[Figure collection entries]
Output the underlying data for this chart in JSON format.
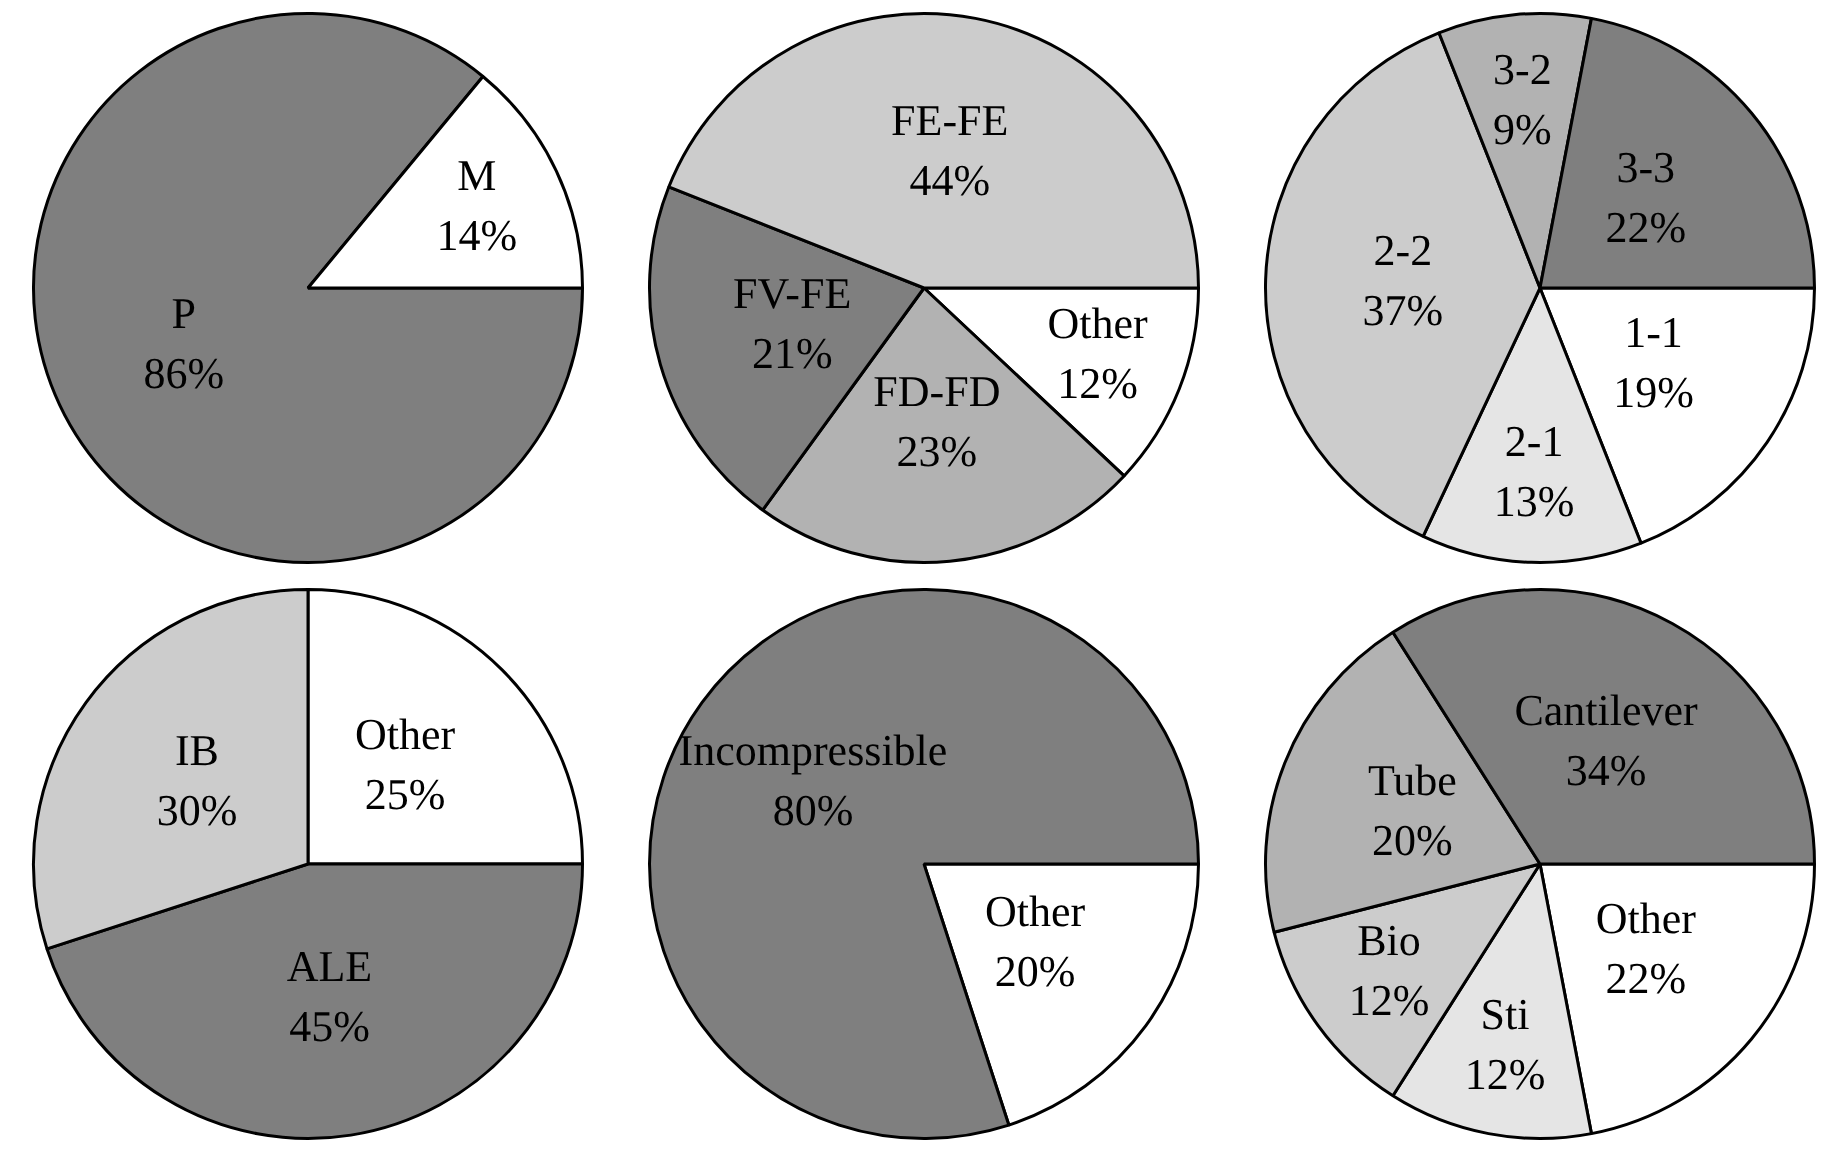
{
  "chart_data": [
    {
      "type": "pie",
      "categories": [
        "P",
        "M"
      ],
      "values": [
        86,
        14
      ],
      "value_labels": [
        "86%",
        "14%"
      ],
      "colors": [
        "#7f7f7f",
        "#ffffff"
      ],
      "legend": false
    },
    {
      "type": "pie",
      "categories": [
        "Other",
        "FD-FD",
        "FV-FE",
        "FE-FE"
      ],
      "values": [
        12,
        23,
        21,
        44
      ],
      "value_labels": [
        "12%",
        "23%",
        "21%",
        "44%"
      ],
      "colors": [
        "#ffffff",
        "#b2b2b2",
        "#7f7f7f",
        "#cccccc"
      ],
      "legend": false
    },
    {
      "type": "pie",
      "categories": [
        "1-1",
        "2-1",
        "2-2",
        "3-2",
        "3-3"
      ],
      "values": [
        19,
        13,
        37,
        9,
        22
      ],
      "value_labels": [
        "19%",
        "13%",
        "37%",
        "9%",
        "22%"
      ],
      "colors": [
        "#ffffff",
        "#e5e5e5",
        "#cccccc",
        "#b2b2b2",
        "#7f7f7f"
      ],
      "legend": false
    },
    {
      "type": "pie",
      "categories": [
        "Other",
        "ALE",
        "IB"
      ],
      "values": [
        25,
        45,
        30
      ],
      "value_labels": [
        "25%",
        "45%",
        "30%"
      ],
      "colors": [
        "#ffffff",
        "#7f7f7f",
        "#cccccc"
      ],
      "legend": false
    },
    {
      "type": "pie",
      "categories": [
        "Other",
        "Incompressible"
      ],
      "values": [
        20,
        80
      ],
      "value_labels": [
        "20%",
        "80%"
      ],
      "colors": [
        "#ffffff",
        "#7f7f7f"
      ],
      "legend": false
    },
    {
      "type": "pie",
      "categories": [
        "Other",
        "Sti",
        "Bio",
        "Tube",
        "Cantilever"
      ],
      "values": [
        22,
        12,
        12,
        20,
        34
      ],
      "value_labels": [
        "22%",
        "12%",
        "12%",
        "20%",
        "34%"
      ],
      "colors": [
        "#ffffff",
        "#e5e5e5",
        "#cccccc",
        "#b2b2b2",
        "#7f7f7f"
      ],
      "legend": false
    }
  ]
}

### EXERCISE DESCRIPTION
Every entry must be written out exactly, with all pictures left out.

### EXERCISE RESPONSE
Output the underlying data for this chart in JSON format.
{
  "chart_data": [
    {
      "type": "pie",
      "categories": [
        "P",
        "M"
      ],
      "values": [
        86,
        14
      ],
      "value_labels": [
        "86%",
        "14%"
      ],
      "colors": [
        "#7f7f7f",
        "#ffffff"
      ],
      "legend": false
    },
    {
      "type": "pie",
      "categories": [
        "Other",
        "FD-FD",
        "FV-FE",
        "FE-FE"
      ],
      "values": [
        12,
        23,
        21,
        44
      ],
      "value_labels": [
        "12%",
        "23%",
        "21%",
        "44%"
      ],
      "colors": [
        "#ffffff",
        "#b2b2b2",
        "#7f7f7f",
        "#cccccc"
      ],
      "legend": false
    },
    {
      "type": "pie",
      "categories": [
        "1-1",
        "2-1",
        "2-2",
        "3-2",
        "3-3"
      ],
      "values": [
        19,
        13,
        37,
        9,
        22
      ],
      "value_labels": [
        "19%",
        "13%",
        "37%",
        "9%",
        "22%"
      ],
      "colors": [
        "#ffffff",
        "#e5e5e5",
        "#cccccc",
        "#b2b2b2",
        "#7f7f7f"
      ],
      "legend": false
    },
    {
      "type": "pie",
      "categories": [
        "Other",
        "ALE",
        "IB"
      ],
      "values": [
        25,
        45,
        30
      ],
      "value_labels": [
        "25%",
        "45%",
        "30%"
      ],
      "colors": [
        "#ffffff",
        "#7f7f7f",
        "#cccccc"
      ],
      "legend": false
    },
    {
      "type": "pie",
      "categories": [
        "Other",
        "Incompressible"
      ],
      "values": [
        20,
        80
      ],
      "value_labels": [
        "20%",
        "80%"
      ],
      "colors": [
        "#ffffff",
        "#7f7f7f"
      ],
      "legend": false
    },
    {
      "type": "pie",
      "categories": [
        "Other",
        "Sti",
        "Bio",
        "Tube",
        "Cantilever"
      ],
      "values": [
        22,
        12,
        12,
        20,
        34
      ],
      "value_labels": [
        "22%",
        "12%",
        "12%",
        "20%",
        "34%"
      ],
      "colors": [
        "#ffffff",
        "#e5e5e5",
        "#cccccc",
        "#b2b2b2",
        "#7f7f7f"
      ],
      "legend": false
    }
  ]
}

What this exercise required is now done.